▶ **To do**
Give every entry again, word for word and in full.
____
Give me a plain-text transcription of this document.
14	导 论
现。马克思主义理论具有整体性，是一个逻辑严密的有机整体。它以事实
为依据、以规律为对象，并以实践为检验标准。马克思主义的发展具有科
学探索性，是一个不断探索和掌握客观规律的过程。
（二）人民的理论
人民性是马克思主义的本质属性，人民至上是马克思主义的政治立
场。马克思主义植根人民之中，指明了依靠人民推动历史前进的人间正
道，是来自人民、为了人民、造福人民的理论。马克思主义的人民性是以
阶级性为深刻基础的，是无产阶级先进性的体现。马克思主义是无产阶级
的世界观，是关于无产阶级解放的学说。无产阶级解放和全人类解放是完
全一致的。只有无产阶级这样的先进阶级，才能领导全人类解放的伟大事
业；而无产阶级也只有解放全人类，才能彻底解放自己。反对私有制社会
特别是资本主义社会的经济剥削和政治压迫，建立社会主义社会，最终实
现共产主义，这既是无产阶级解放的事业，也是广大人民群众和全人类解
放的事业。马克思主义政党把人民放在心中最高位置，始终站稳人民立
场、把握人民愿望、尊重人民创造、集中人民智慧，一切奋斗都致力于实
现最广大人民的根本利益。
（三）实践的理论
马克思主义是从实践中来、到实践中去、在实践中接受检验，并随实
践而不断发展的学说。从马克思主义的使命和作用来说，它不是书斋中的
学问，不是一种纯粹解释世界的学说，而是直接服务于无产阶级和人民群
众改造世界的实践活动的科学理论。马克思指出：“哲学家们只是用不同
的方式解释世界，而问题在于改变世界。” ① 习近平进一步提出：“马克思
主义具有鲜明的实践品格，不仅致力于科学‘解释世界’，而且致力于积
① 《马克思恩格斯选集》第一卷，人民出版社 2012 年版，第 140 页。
____
▶ **Exercise solution**
Give me a plain-text transcription of this document.
14	导 论
现。马克思主义理论具有整体性，是一个逻辑严密的有机整体。它以事实
为依据、以规律为对象，并以实践为检验标准。马克思主义的发展具有科
学探索性，是一个不断探索和掌握客观规律的过程。
（二）人民的理论
人民性是马克思主义的本质属性，人民至上是马克思主义的政治立
场。马克思主义植根人民之中，指明了依靠人民推动历史前进的人间正
道，是来自人民、为了人民、造福人民的理论。马克思主义的人民性是以
阶级性为深刻基础的，是无产阶级先进性的体现。马克思主义是无产阶级
的世界观，是关于无产阶级解放的学说。无产阶级解放和全人类解放是完
全一致的。只有无产阶级这样的先进阶级，才能领导全人类解放的伟大事
业；而无产阶级也只有解放全人类，才能彻底解放自己。反对私有制社会
特别是资本主义社会的经济剥削和政治压迫，建立社会主义社会，最终实
现共产主义，这既是无产阶级解放的事业，也是广大人民群众和全人类解
放的事业。马克思主义政党把人民放在心中最高位置，始终站稳人民立
场、把握人民愿望、尊重人民创造、集中人民智慧，一切奋斗都致力于实
现最广大人民的根本利益。
（三）实践的理论
马克思主义是从实践中来、到实践中去、在实践中接受检验，并随实
践而不断发展的学说。从马克思主义的使命和作用来说，它不是书斋中的
学问，不是一种纯粹解释世界的学说，而是直接服务于无产阶级和人民群
众改造世界的实践活动的科学理论。马克思指出：“哲学家们只是用不同
的方式解释世界，而问题在于改变世界。” ① 习近平进一步提出：“马克思
主义具有鲜明的实践品格，不仅致力于科学‘解释世界’，而且致力于积
① 《马克思恩格斯选集》第一卷，人民出版社 2012 年版，第 140 页。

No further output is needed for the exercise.